--- start of DATA EXTRACT ---

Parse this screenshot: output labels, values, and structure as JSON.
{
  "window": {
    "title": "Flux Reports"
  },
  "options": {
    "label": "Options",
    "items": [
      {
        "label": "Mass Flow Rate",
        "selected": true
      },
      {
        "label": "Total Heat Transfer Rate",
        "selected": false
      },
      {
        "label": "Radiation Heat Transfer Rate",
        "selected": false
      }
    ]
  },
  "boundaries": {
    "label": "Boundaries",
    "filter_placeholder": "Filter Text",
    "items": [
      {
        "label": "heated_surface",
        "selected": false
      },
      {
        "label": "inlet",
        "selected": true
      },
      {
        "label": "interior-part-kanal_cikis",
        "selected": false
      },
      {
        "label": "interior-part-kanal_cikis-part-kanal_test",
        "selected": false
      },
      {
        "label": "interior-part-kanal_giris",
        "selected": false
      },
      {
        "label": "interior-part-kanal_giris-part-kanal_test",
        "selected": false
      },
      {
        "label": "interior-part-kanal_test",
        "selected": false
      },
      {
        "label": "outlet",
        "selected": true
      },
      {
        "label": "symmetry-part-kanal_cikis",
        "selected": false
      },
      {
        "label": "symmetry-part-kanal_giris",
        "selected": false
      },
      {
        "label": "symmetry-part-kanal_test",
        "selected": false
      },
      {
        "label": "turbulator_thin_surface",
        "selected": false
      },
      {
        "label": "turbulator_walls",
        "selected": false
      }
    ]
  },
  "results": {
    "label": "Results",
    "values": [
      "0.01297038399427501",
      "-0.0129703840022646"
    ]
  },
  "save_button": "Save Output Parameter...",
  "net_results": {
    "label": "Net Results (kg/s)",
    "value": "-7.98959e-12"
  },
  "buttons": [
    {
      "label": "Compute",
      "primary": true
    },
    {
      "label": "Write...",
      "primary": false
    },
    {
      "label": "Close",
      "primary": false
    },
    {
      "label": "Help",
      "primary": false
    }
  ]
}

--- end of DATA EXTRACT ---

> GOAL
Make an exact copy of all the data.

> COMPLETED EXERCISE
Parse this screenshot: output labels, values, and structure as JSON.
{
  "window": {
    "title": "Flux Reports"
  },
  "options": {
    "label": "Options",
    "items": [
      {
        "label": "Mass Flow Rate",
        "selected": true
      },
      {
        "label": "Total Heat Transfer Rate",
        "selected": false
      },
      {
        "label": "Radiation Heat Transfer Rate",
        "selected": false
      }
    ]
  },
  "boundaries": {
    "label": "Boundaries",
    "filter_placeholder": "Filter Text",
    "items": [
      {
        "label": "heated_surface",
        "selected": false
      },
      {
        "label": "inlet",
        "selected": true
      },
      {
        "label": "interior-part-kanal_cikis",
        "selected": false
      },
      {
        "label": "interior-part-kanal_cikis-part-kanal_test",
        "selected": false
      },
      {
        "label": "interior-part-kanal_giris",
        "selected": false
      },
      {
        "label": "interior-part-kanal_giris-part-kanal_test",
        "selected": false
      },
      {
        "label": "interior-part-kanal_test",
        "selected": false
      },
      {
        "label": "outlet",
        "selected": true
      },
      {
        "label": "symmetry-part-kanal_cikis",
        "selected": false
      },
      {
        "label": "symmetry-part-kanal_giris",
        "selected": false
      },
      {
        "label": "symmetry-part-kanal_test",
        "selected": false
      },
      {
        "label": "turbulator_thin_surface",
        "selected": false
      },
      {
        "label": "turbulator_walls",
        "selected": false
      }
    ]
  },
  "results": {
    "label": "Results",
    "values": [
      "0.01297038399427501",
      "-0.0129703840022646"
    ]
  },
  "save_button": "Save Output Parameter...",
  "net_results": {
    "label": "Net Results (kg/s)",
    "value": "-7.98959e-12"
  },
  "buttons": [
    {
      "label": "Compute",
      "primary": true
    },
    {
      "label": "Write...",
      "primary": false
    },
    {
      "label": "Close",
      "primary": false
    },
    {
      "label": "Help",
      "primary": false
    }
  ]
}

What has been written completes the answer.